(Dataset items)
--

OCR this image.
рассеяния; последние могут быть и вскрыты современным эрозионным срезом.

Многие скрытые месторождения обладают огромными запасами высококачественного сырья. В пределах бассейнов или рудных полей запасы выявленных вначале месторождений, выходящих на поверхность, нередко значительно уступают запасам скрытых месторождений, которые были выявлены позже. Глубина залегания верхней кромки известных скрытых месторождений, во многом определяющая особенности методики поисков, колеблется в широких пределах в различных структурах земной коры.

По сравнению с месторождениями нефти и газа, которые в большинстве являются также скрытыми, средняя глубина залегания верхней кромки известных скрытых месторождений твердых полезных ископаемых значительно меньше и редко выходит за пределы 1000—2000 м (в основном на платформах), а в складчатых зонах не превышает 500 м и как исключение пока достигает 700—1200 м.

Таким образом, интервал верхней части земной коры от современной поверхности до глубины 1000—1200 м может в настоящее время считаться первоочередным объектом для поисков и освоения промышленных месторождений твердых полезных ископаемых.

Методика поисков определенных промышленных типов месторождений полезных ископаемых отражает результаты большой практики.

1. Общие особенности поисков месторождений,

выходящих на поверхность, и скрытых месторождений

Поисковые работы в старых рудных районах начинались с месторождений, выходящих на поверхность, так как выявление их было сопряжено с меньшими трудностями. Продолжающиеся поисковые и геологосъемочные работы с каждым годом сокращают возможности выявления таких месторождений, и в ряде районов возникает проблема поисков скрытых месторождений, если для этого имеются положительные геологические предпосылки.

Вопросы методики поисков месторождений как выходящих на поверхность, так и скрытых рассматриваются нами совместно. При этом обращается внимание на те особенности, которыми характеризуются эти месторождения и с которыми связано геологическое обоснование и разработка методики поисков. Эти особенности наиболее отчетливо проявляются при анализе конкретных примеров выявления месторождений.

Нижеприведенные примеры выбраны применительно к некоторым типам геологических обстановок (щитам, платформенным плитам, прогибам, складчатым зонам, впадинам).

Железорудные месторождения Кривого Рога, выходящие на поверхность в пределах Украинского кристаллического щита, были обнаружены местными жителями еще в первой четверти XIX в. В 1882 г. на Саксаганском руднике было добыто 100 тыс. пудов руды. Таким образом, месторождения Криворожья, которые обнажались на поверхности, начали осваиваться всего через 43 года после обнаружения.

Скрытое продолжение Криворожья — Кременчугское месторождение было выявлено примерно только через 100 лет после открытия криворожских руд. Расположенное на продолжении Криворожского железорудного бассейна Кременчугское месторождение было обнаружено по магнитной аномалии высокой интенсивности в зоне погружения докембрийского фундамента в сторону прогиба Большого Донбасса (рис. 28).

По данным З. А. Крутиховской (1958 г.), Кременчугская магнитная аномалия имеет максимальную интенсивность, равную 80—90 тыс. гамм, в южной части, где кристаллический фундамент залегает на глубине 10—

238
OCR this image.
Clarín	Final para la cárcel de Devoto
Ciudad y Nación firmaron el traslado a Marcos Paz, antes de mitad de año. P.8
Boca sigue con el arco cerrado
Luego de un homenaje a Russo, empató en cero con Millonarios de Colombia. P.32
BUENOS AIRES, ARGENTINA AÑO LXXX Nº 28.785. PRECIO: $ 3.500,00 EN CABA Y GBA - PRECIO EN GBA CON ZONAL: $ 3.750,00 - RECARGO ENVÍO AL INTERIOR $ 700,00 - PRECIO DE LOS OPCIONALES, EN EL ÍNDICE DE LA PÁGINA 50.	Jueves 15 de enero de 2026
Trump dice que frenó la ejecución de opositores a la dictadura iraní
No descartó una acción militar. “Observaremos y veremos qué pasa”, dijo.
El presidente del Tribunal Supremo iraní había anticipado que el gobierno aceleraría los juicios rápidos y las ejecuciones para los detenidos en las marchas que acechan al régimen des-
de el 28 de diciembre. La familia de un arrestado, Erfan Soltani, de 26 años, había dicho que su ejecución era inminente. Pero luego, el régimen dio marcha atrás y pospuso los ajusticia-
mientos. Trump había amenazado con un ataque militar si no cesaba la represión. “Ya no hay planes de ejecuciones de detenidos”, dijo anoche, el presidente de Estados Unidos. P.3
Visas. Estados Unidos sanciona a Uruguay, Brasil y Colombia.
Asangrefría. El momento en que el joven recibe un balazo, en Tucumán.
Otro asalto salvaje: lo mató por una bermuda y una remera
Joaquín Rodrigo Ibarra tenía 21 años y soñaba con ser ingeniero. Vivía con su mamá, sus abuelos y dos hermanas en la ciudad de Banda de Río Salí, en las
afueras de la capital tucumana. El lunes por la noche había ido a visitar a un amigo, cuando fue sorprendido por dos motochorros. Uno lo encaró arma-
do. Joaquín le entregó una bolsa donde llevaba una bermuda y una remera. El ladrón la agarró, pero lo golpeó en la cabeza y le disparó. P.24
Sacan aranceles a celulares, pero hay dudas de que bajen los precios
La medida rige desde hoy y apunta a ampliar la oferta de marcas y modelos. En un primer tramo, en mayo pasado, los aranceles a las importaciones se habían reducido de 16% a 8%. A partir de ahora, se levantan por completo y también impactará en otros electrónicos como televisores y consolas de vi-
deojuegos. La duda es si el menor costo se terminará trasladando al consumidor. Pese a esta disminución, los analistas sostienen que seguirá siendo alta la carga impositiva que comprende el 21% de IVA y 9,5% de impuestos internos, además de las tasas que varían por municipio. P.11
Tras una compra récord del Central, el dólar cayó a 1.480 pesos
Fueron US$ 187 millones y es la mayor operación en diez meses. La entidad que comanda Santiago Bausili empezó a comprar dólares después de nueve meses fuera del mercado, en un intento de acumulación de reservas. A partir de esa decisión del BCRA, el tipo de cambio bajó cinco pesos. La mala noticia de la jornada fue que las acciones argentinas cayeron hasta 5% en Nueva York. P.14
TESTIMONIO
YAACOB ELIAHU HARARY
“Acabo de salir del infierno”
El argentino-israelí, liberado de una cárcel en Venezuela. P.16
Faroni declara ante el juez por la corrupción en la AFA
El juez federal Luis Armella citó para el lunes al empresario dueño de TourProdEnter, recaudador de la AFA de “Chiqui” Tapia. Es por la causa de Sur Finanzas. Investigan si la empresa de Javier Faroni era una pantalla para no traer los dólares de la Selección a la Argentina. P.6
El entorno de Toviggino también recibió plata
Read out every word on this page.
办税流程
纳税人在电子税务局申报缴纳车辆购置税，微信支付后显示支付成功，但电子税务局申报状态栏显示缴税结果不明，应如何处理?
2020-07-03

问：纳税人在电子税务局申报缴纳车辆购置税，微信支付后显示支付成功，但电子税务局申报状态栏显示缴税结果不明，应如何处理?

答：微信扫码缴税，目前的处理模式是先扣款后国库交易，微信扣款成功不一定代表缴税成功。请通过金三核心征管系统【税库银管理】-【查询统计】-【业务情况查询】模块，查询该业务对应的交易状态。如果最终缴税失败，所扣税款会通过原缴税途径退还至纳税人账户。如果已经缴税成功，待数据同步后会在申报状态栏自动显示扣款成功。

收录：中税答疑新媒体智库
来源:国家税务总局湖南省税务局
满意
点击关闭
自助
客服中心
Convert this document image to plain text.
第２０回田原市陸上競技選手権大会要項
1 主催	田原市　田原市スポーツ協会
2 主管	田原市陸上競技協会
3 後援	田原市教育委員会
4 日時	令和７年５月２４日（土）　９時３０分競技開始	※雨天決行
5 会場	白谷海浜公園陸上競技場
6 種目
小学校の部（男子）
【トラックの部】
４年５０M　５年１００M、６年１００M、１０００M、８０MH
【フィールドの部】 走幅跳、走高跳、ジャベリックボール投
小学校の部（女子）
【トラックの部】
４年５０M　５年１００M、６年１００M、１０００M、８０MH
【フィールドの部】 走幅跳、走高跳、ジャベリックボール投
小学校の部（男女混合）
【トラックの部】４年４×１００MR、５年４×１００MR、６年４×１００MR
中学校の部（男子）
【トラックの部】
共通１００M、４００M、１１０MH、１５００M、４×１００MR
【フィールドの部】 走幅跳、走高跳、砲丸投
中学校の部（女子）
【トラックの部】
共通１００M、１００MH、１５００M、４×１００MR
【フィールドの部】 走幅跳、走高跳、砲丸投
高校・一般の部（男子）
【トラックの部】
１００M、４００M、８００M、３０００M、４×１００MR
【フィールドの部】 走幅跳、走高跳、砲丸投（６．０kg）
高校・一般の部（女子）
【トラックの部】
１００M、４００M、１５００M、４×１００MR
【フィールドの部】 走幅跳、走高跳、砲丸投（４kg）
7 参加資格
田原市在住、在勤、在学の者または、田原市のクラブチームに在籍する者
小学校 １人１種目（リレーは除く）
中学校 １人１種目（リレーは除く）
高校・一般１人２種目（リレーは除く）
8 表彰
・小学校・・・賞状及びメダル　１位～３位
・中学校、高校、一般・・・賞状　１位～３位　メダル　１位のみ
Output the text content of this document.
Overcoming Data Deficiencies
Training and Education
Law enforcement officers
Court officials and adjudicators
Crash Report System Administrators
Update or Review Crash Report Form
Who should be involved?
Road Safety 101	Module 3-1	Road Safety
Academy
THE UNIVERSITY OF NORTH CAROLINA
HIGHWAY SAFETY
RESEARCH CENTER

--

### AIM OF THE EXERCISE
Return only the lines running from the line with "Read out every word on this page." to the last line of the records, both included, exactly as written.

### FULL OUTPUT
Read out every word on this page.
办税流程
纳税人在电子税务局申报缴纳车辆购置税，微信支付后显示支付成功，但电子税务局申报状态栏显示缴税结果不明，应如何处理?
2020-07-03

问：纳税人在电子税务局申报缴纳车辆购置税，微信支付后显示支付成功，但电子税务局申报状态栏显示缴税结果不明，应如何处理?

答：微信扫码缴税，目前的处理模式是先扣款后国库交易，微信扣款成功不一定代表缴税成功。请通过金三核心征管系统【税库银管理】-【查询统计】-【业务情况查询】模块，查询该业务对应的交易状态。如果最终缴税失败，所扣税款会通过原缴税途径退还至纳税人账户。如果已经缴税成功，待数据同步后会在申报状态栏自动显示扣款成功。

收录：中税答疑新媒体智库
来源:国家税务总局湖南省税务局
满意
点击关闭
自助
客服中心
Convert this document image to plain text.
第２０回田原市陸上競技選手権大会要項
1 主催	田原市　田原市スポーツ協会
2 主管	田原市陸上競技協会
3 後援	田原市教育委員会
4 日時	令和７年５月２４日（土）　９時３０分競技開始	※雨天決行
5 会場	白谷海浜公園陸上競技場
6 種目
小学校の部（男子）
【トラックの部】
４年５０M　５年１００M、６年１００M、１０００M、８０MH
【フィールドの部】 走幅跳、走高跳、ジャベリックボール投
小学校の部（女子）
【トラックの部】
４年５０M　５年１００M、６年１００M、１０００M、８０MH
【フィールドの部】 走幅跳、走高跳、ジャベリックボール投
小学校の部（男女混合）
【トラックの部】４年４×１００MR、５年４×１００MR、６年４×１００MR
中学校の部（男子）
【トラックの部】
共通１００M、４００M、１１０MH、１５００M、４×１００MR
【フィールドの部】 走幅跳、走高跳、砲丸投
中学校の部（女子）
【トラックの部】
共通１００M、１００MH、１５００M、４×１００MR
【フィールドの部】 走幅跳、走高跳、砲丸投
高校・一般の部（男子）
【トラックの部】
１００M、４００M、８００M、３０００M、４×１００MR
【フィールドの部】 走幅跳、走高跳、砲丸投（６．０kg）
高校・一般の部（女子）
【トラックの部】
１００M、４００M、１５００M、４×１００MR
【フィールドの部】 走幅跳、走高跳、砲丸投（４kg）
7 参加資格
田原市在住、在勤、在学の者または、田原市のクラブチームに在籍する者
小学校 １人１種目（リレーは除く）
中学校 １人１種目（リレーは除く）
高校・一般１人２種目（リレーは除く）
8 表彰
・小学校・・・賞状及びメダル　１位～３位
・中学校、高校、一般・・・賞状　１位～３位　メダル　１位のみ
Output the text content of this document.
Overcoming Data Deficiencies
Training and Education
Law enforcement officers
Court officials and adjudicators
Crash Report System Administrators
Update or Review Crash Report Form
Who should be involved?
Road Safety 101	Module 3-1	Road Safety
Academy
THE UNIVERSITY OF NORTH CAROLINA
HIGHWAY SAFETY
RESEARCH CENTER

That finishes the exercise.